Dataset rows —
··········
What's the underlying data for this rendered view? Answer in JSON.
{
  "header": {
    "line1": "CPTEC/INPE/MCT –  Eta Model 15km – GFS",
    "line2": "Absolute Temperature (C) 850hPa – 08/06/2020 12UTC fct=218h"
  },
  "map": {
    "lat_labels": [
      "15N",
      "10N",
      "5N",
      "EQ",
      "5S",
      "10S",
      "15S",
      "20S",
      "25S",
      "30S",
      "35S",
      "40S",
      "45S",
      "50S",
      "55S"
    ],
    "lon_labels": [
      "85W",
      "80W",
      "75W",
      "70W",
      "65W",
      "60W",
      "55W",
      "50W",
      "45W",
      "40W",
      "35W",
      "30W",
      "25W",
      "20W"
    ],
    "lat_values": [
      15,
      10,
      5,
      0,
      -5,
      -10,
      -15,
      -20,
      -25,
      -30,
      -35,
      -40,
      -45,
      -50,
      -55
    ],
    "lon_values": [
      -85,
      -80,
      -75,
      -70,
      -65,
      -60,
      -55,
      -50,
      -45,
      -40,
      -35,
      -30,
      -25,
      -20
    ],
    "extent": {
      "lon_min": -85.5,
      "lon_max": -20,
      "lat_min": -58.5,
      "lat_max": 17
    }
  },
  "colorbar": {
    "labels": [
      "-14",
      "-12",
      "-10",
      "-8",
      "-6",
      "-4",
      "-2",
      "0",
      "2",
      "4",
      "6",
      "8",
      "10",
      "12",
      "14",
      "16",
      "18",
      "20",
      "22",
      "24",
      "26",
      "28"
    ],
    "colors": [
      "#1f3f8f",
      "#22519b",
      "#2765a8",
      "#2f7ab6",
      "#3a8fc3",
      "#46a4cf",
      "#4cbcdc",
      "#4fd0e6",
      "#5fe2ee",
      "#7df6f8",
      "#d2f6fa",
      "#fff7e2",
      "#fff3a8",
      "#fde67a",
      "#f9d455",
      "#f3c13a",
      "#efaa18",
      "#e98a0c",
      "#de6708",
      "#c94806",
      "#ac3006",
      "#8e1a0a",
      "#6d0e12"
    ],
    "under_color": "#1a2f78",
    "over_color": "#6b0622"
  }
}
··········
Task to complete —
Each line above must be printed exactly as it appears.

Worked answer —
What's the underlying data for this rendered view? Answer in JSON.
{
  "header": {
    "line1": "CPTEC/INPE/MCT –  Eta Model 15km – GFS",
    "line2": "Absolute Temperature (C) 850hPa – 08/06/2020 12UTC fct=218h"
  },
  "map": {
    "lat_labels": [
      "15N",
      "10N",
      "5N",
      "EQ",
      "5S",
      "10S",
      "15S",
      "20S",
      "25S",
      "30S",
      "35S",
      "40S",
      "45S",
      "50S",
      "55S"
    ],
    "lon_labels": [
      "85W",
      "80W",
      "75W",
      "70W",
      "65W",
      "60W",
      "55W",
      "50W",
      "45W",
      "40W",
      "35W",
      "30W",
      "25W",
      "20W"
    ],
    "lat_values": [
      15,
      10,
      5,
      0,
      -5,
      -10,
      -15,
      -20,
      -25,
      -30,
      -35,
      -40,
      -45,
      -50,
      -55
    ],
    "lon_values": [
      -85,
      -80,
      -75,
      -70,
      -65,
      -60,
      -55,
      -50,
      -45,
      -40,
      -35,
      -30,
      -25,
      -20
    ],
    "extent": {
      "lon_min": -85.5,
      "lon_max": -20,
      "lat_min": -58.5,
      "lat_max": 17
    }
  },
  "colorbar": {
    "labels": [
      "-14",
      "-12",
      "-10",
      "-8",
      "-6",
      "-4",
      "-2",
      "0",
      "2",
      "4",
      "6",
      "8",
      "10",
      "12",
      "14",
      "16",
      "18",
      "20",
      "22",
      "24",
      "26",
      "28"
    ],
    "colors": [
      "#1f3f8f",
      "#22519b",
      "#2765a8",
      "#2f7ab6",
      "#3a8fc3",
      "#46a4cf",
      "#4cbcdc",
      "#4fd0e6",
      "#5fe2ee",
      "#7df6f8",
      "#d2f6fa",
      "#fff7e2",
      "#fff3a8",
      "#fde67a",
      "#f9d455",
      "#f3c13a",
      "#efaa18",
      "#e98a0c",
      "#de6708",
      "#c94806",
      "#ac3006",
      "#8e1a0a",
      "#6d0e12"
    ],
    "under_color": "#1a2f78",
    "over_color": "#6b0622"
  }
}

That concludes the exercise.